--- Description of the task ---
Read through the entries below and return each line with the word "JSON".

--------------------------------

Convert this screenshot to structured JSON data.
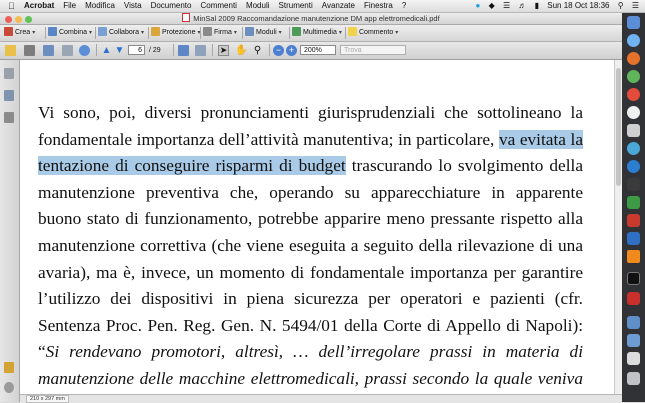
{
  "menubar": {
    "apple": "",
    "items": [
      "Acrobat",
      "File",
      "Modifica",
      "Vista",
      "Documento",
      "Commenti",
      "Moduli",
      "Strumenti",
      "Avanzate",
      "Finestra",
      "?"
    ],
    "clock": "Sun 18 Oct  18:36"
  },
  "window": {
    "title": "MinSal 2009 Raccomandazione manutenzione DM app elettromedicali.pdf"
  },
  "toolbar1": {
    "crea": "Crea",
    "combina": "Combina",
    "collabora": "Collabora",
    "protezione": "Protezione",
    "firma": "Firma",
    "moduli": "Moduli",
    "multimedia": "Multimedia",
    "commento": "Commento"
  },
  "toolbar2": {
    "page_current": "6",
    "page_total": "/ 29",
    "zoom": "200%",
    "font_field": "Trova"
  },
  "document": {
    "seg1": "Vi sono, poi, diversi pronunciamenti giurisprudenziali che sottolineano la fondamentale importanza dell’attività manutentiva; in particolare, ",
    "highlight": "va evitata la tentazione di conseguire risparmi di budget",
    "seg2": " trascurando lo svolgimento della manutenzione preventiva che, operando su apparecchiature in apparente buono stato di funzionamento, potrebbe apparire meno pressante rispetto alla manutenzione correttiva (che viene eseguita a seguito della rilevazione di una avaria), ma è, invece, un momento di fondamentale importanza per garantire l’utilizzo dei dispositivi in piena sicurezza per operatori e pazienti (cfr. Sentenza Proc. Pen. Reg. Gen. N. 5494/01 della Corte di Appello di Napoli): “",
    "italic": "Si rendevano promotori, altresì, … dell’irregolare prassi in materia di manutenzione delle macchine elettromedicali, prassi secondo la quale veniva conferita piena"
  },
  "statusbar": {
    "page_size": "210 x 297 mm"
  },
  "colors": {
    "highlight": "#a9cbe8",
    "dock": "#303236"
  }
}
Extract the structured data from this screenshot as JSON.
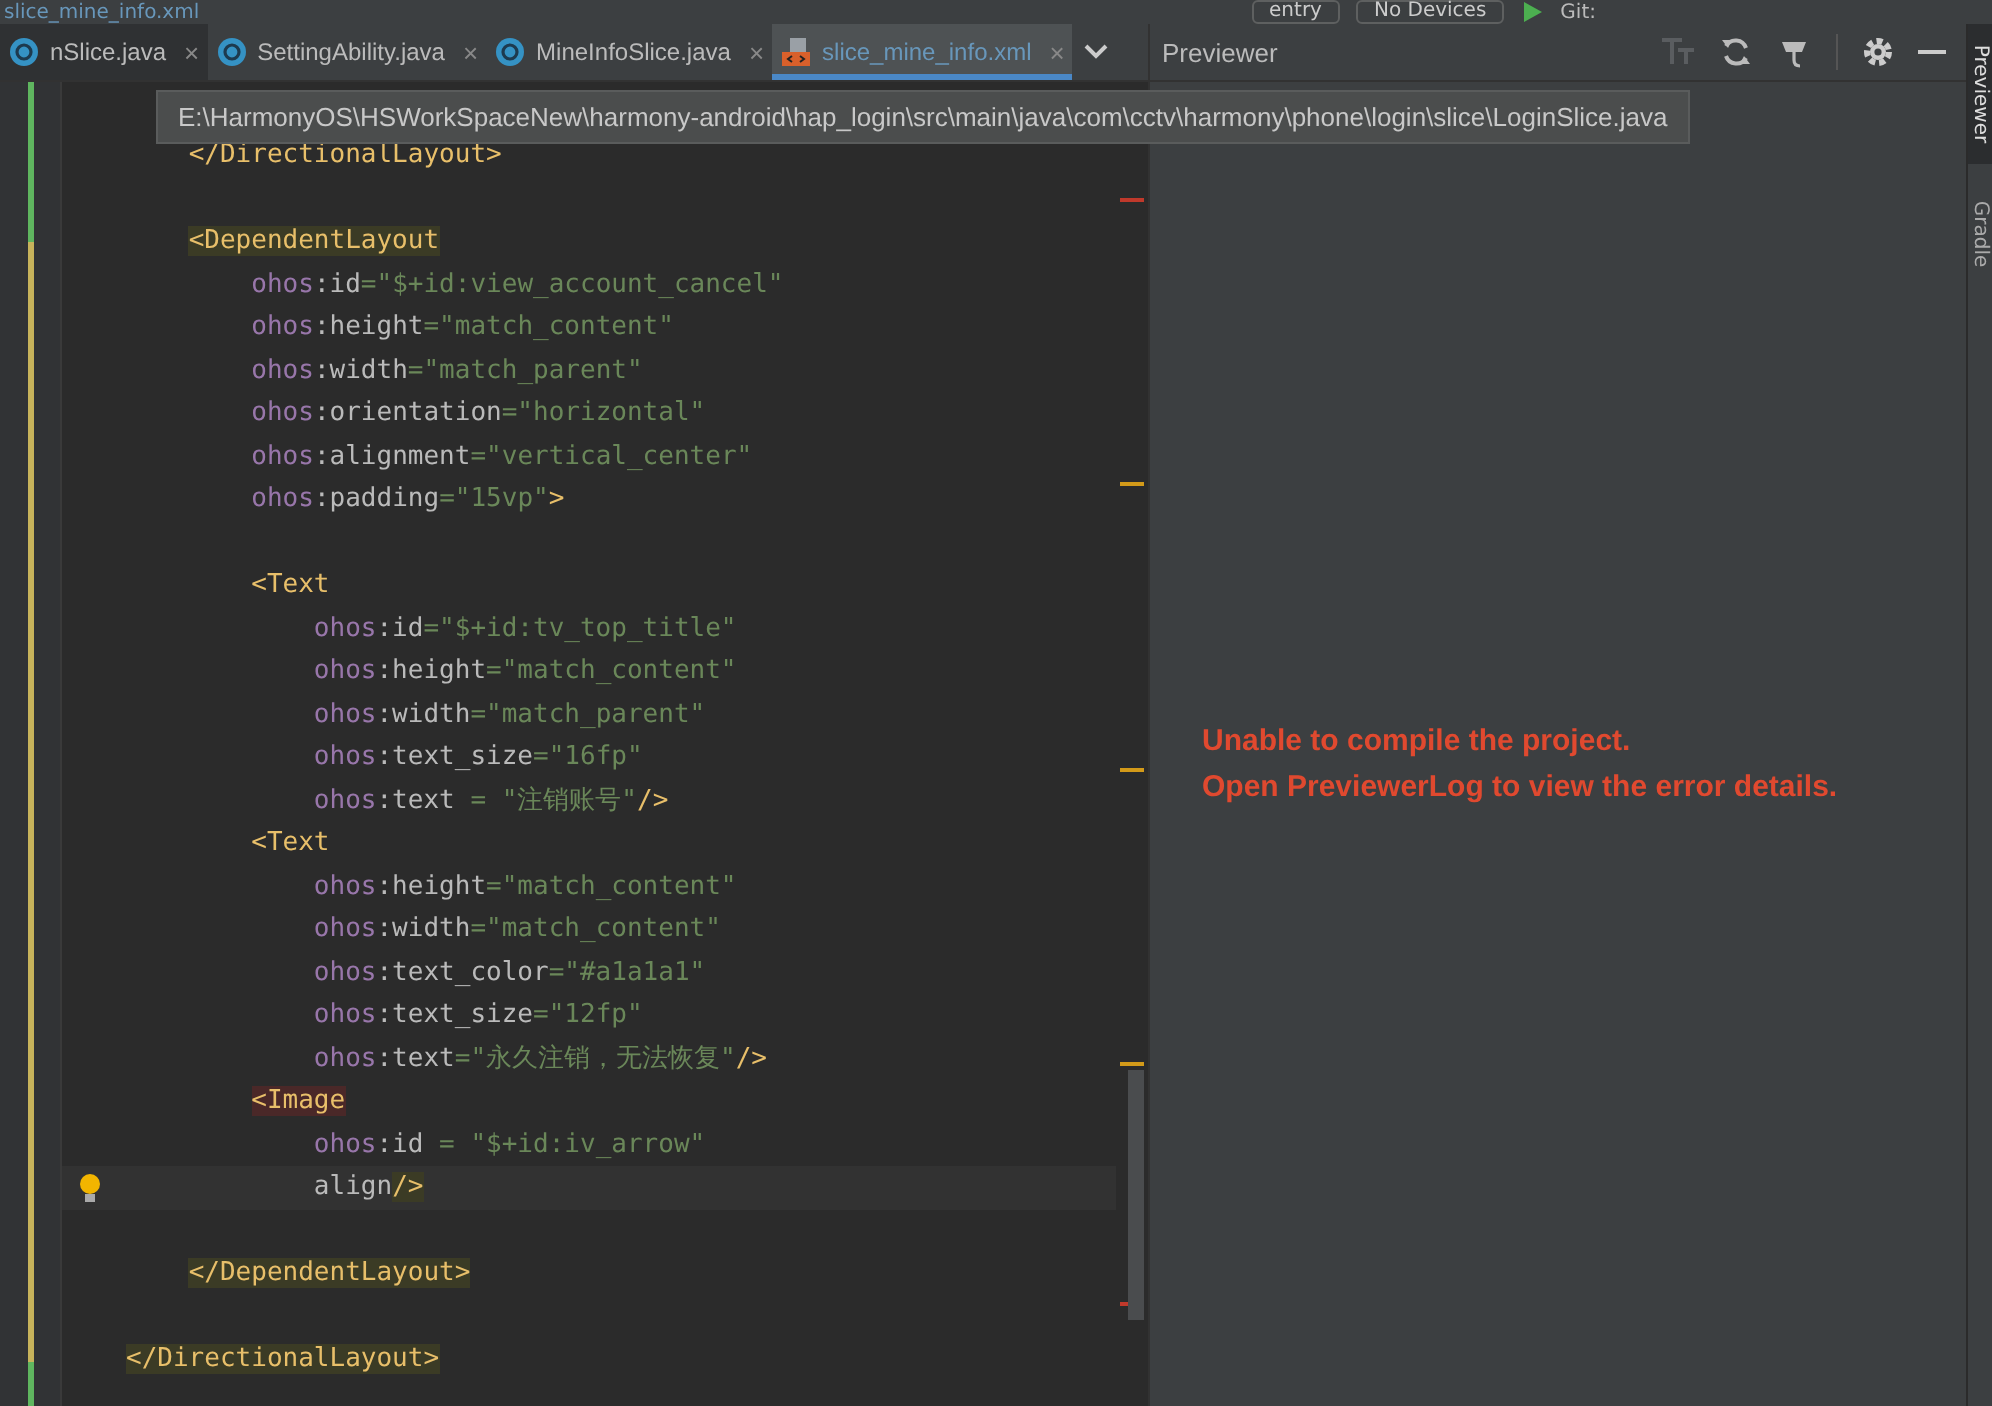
{
  "toolbar": {
    "window_title": "slice_mine_info.xml",
    "run_config": "entry",
    "device": "No Devices",
    "vcs_label": "Git:"
  },
  "tabs": [
    {
      "label": "nSlice.java",
      "kind": "class",
      "close": "×",
      "selected": false
    },
    {
      "label": "SettingAbility.java",
      "kind": "class",
      "close": "×",
      "selected": false
    },
    {
      "label": "MineInfoSlice.java",
      "kind": "class",
      "close": "×",
      "selected": false
    },
    {
      "label": "slice_mine_info.xml",
      "kind": "xml",
      "close": "×",
      "selected": true
    }
  ],
  "tooltip": "E:\\HarmonyOS\\HSWorkSpaceNew\\harmony-android\\hap_login\\src\\main\\java\\com\\cctv\\harmony\\phone\\login\\slice\\LoginSlice.java",
  "code_lines": [
    {
      "current": false,
      "tokens": [
        {
          "kind": "tag",
          "text": "    </DirectionalLayout>"
        }
      ]
    },
    {
      "current": false
    },
    {
      "current": false,
      "tokens": [
        {
          "kind": "tag-match",
          "text": "    <DependentLayout"
        }
      ]
    },
    {
      "current": false,
      "tokens": [
        {
          "kind": "ns",
          "text": "        ohos"
        },
        {
          "kind": "attr",
          "text": ":id"
        },
        {
          "kind": "string",
          "text": "=\"$+id:view_account_cancel\""
        }
      ]
    },
    {
      "current": false,
      "tokens": [
        {
          "kind": "ns",
          "text": "        ohos"
        },
        {
          "kind": "attr",
          "text": ":height"
        },
        {
          "kind": "string",
          "text": "=\"match_content\""
        }
      ]
    },
    {
      "current": false,
      "tokens": [
        {
          "kind": "ns",
          "text": "        ohos"
        },
        {
          "kind": "attr",
          "text": ":width"
        },
        {
          "kind": "string",
          "text": "=\"match_parent\""
        }
      ]
    },
    {
      "current": false,
      "tokens": [
        {
          "kind": "ns",
          "text": "        ohos"
        },
        {
          "kind": "attr",
          "text": ":orientation"
        },
        {
          "kind": "string",
          "text": "=\"horizontal\""
        }
      ]
    },
    {
      "current": false,
      "tokens": [
        {
          "kind": "ns",
          "text": "        ohos"
        },
        {
          "kind": "attr",
          "text": ":alignment"
        },
        {
          "kind": "string",
          "text": "=\"vertical_center\""
        }
      ]
    },
    {
      "current": false,
      "tokens": [
        {
          "kind": "ns",
          "text": "        ohos"
        },
        {
          "kind": "attr",
          "text": ":padding"
        },
        {
          "kind": "string",
          "text": "=\"15vp\""
        },
        {
          "kind": "tag",
          "text": ">"
        }
      ]
    },
    {
      "current": false
    },
    {
      "current": false,
      "tokens": [
        {
          "kind": "tag",
          "text": "        <Text"
        }
      ]
    },
    {
      "current": false,
      "tokens": [
        {
          "kind": "ns",
          "text": "            ohos"
        },
        {
          "kind": "attr",
          "text": ":id"
        },
        {
          "kind": "string",
          "text": "=\"$+id:tv_top_title\""
        }
      ]
    },
    {
      "current": false,
      "tokens": [
        {
          "kind": "ns",
          "text": "            ohos"
        },
        {
          "kind": "attr",
          "text": ":height"
        },
        {
          "kind": "string",
          "text": "=\"match_content\""
        }
      ]
    },
    {
      "current": false,
      "tokens": [
        {
          "kind": "ns",
          "text": "            ohos"
        },
        {
          "kind": "attr",
          "text": ":width"
        },
        {
          "kind": "string",
          "text": "=\"match_parent\""
        }
      ]
    },
    {
      "current": false,
      "tokens": [
        {
          "kind": "ns",
          "text": "            ohos"
        },
        {
          "kind": "attr",
          "text": ":text_size"
        },
        {
          "kind": "string",
          "text": "=\"16fp\""
        }
      ]
    },
    {
      "current": false,
      "tokens": [
        {
          "kind": "ns",
          "text": "            ohos"
        },
        {
          "kind": "attr",
          "text": ":text"
        },
        {
          "kind": "string",
          "text": " = \"注销账号\""
        },
        {
          "kind": "tag",
          "text": "/>"
        }
      ]
    },
    {
      "current": false,
      "tokens": [
        {
          "kind": "tag",
          "text": "        <Text"
        }
      ]
    },
    {
      "current": false,
      "tokens": [
        {
          "kind": "ns",
          "text": "            ohos"
        },
        {
          "kind": "attr",
          "text": ":height"
        },
        {
          "kind": "string",
          "text": "=\"match_content\""
        }
      ]
    },
    {
      "current": false,
      "tokens": [
        {
          "kind": "ns",
          "text": "            ohos"
        },
        {
          "kind": "attr",
          "text": ":width"
        },
        {
          "kind": "string",
          "text": "=\"match_content\""
        }
      ]
    },
    {
      "current": false,
      "tokens": [
        {
          "kind": "ns",
          "text": "            ohos"
        },
        {
          "kind": "attr",
          "text": ":text_color"
        },
        {
          "kind": "string",
          "text": "=\"#a1a1a1\""
        }
      ]
    },
    {
      "current": false,
      "tokens": [
        {
          "kind": "ns",
          "text": "            ohos"
        },
        {
          "kind": "attr",
          "text": ":text_size"
        },
        {
          "kind": "string",
          "text": "=\"12fp\""
        }
      ]
    },
    {
      "current": false,
      "tokens": [
        {
          "kind": "ns",
          "text": "            ohos"
        },
        {
          "kind": "attr",
          "text": ":text"
        },
        {
          "kind": "string",
          "text": "=\"永久注销，无法恢复\""
        },
        {
          "kind": "tag",
          "text": "/>"
        }
      ]
    },
    {
      "current": false,
      "tokens": [
        {
          "kind": "tag-error",
          "text": "        <Image"
        }
      ]
    },
    {
      "current": false,
      "tokens": [
        {
          "kind": "ns",
          "text": "            ohos"
        },
        {
          "kind": "attr",
          "text": ":id"
        },
        {
          "kind": "string",
          "text": " = \"$+id:iv_arrow\""
        }
      ]
    },
    {
      "current": true,
      "tokens": [
        {
          "kind": "attr",
          "text": "            align"
        },
        {
          "kind": "tag-match",
          "text": "/>"
        }
      ]
    },
    {
      "current": false
    },
    {
      "current": false,
      "tokens": [
        {
          "kind": "tag-match",
          "text": "    </DependentLayout>"
        }
      ]
    },
    {
      "current": false
    },
    {
      "current": false,
      "tokens": [
        {
          "kind": "tag-match",
          "text": "</DirectionalLayout>"
        }
      ]
    }
  ],
  "previewer": {
    "title": "Previewer",
    "messages": [
      "Unable to compile the project.",
      "Open PreviewerLog to view the error details."
    ]
  },
  "side_tabs": [
    {
      "label": "Previewer",
      "selected": true
    },
    {
      "label": "Gradle",
      "selected": false
    }
  ]
}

--------------------------------

--- Exercise output ---
Convert this screenshot to structured JSON data.
Extract the structured data from this screenshot as JSON.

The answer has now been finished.